* Start DATA EXTRACT *
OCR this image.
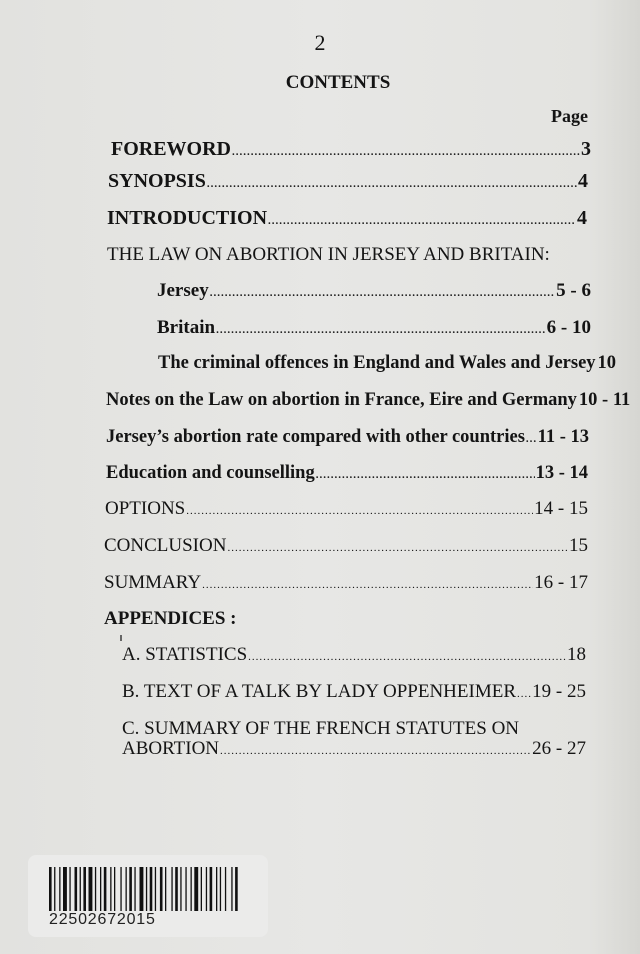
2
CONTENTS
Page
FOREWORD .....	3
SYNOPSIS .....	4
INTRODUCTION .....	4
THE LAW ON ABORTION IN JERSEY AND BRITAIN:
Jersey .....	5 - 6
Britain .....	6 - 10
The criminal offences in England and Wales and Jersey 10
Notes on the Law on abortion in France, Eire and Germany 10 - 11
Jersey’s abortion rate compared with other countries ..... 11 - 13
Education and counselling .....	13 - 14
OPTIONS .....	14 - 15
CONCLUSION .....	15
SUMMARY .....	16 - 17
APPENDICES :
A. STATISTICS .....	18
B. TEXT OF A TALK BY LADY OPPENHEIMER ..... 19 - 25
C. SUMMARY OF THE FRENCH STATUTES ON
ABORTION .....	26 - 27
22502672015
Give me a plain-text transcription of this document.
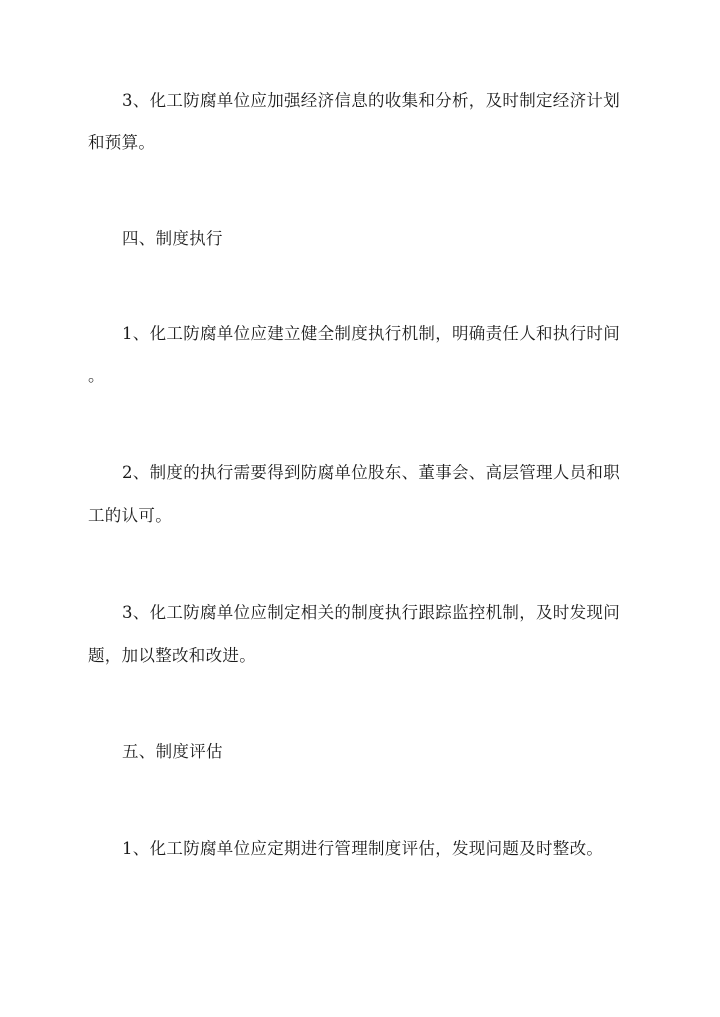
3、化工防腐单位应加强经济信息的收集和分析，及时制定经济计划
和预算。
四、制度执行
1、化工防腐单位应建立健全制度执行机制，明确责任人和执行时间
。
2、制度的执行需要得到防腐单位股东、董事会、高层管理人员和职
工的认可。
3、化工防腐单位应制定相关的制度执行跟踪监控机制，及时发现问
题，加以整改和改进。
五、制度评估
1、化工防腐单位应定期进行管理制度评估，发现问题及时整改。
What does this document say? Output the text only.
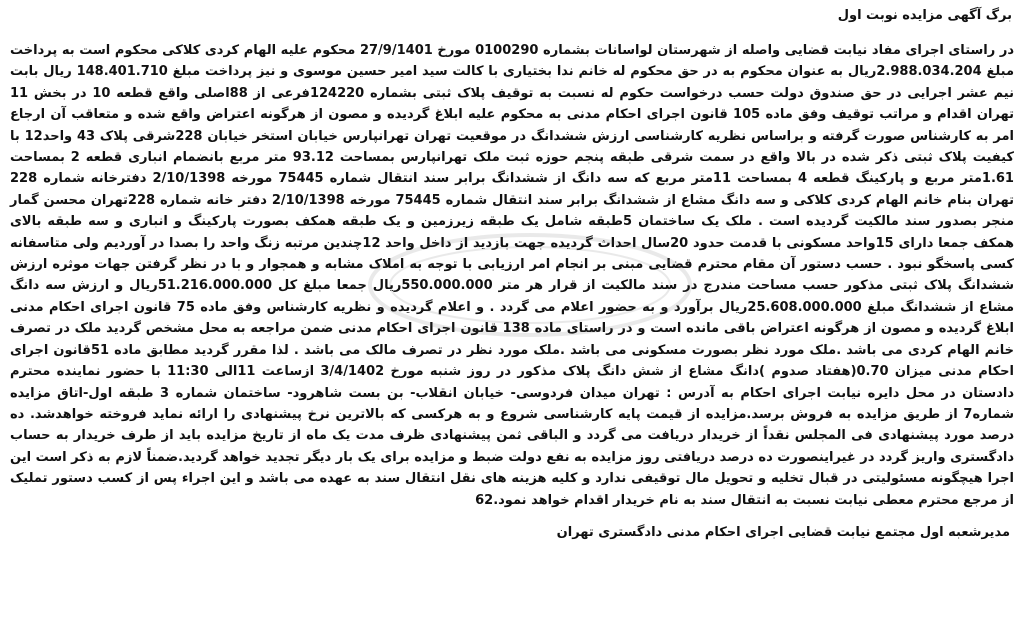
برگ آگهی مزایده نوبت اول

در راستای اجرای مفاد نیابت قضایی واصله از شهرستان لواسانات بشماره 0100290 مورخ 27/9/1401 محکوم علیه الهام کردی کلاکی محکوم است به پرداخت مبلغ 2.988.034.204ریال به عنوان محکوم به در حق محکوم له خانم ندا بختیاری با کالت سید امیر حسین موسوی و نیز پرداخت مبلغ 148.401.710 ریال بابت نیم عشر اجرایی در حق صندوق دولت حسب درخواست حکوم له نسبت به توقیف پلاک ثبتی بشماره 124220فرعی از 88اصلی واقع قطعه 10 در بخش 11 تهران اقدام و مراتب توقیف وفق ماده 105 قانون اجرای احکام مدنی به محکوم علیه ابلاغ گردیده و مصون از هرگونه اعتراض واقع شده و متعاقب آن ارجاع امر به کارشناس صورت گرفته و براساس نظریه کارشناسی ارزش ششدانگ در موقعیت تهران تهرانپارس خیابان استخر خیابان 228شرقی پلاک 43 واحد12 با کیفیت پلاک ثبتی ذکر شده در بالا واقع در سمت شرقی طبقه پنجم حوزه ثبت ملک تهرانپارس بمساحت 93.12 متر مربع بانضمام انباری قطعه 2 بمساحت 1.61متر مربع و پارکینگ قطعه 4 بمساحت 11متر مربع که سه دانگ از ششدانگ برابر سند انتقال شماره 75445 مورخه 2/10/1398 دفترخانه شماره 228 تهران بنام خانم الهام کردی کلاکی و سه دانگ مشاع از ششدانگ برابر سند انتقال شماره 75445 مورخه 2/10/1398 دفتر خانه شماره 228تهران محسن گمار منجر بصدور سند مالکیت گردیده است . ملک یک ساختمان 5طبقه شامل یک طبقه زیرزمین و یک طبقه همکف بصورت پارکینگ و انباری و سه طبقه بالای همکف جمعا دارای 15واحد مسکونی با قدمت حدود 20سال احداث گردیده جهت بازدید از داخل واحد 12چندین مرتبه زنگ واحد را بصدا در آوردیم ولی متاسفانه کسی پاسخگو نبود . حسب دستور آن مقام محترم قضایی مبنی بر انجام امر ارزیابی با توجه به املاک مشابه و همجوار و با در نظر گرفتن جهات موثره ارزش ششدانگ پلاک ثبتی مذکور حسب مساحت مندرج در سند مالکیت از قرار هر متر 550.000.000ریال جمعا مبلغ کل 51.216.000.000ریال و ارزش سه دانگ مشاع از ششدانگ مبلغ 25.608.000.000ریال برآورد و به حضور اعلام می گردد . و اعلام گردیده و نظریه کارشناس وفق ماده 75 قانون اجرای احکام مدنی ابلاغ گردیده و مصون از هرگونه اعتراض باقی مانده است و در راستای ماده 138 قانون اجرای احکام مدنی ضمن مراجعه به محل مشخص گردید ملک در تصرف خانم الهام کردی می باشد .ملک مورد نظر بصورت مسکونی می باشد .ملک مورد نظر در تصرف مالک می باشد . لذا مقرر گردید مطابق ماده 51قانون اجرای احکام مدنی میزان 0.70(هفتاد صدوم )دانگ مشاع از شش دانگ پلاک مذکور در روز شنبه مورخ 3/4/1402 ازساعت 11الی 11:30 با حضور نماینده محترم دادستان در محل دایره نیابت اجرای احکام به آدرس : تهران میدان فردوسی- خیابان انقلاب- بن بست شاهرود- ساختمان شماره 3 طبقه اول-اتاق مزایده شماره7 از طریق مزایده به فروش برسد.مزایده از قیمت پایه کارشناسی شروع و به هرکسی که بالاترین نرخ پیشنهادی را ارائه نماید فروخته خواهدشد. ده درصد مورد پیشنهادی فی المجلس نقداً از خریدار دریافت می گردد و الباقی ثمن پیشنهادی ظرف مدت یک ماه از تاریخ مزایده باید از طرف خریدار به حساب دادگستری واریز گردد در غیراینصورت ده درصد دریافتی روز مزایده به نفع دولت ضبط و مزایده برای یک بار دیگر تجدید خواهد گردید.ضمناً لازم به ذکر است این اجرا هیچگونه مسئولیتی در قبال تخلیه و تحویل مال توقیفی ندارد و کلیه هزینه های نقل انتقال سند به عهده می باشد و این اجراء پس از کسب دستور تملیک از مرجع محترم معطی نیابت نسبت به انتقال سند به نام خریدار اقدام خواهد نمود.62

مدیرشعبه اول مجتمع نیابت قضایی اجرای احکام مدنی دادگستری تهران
* End DATA EXTRACT *
Show each line in the entries that holds the string "SUMMARY".

SUMMARY .....	16 - 17
C. SUMMARY OF THE FRENCH STATUTES ON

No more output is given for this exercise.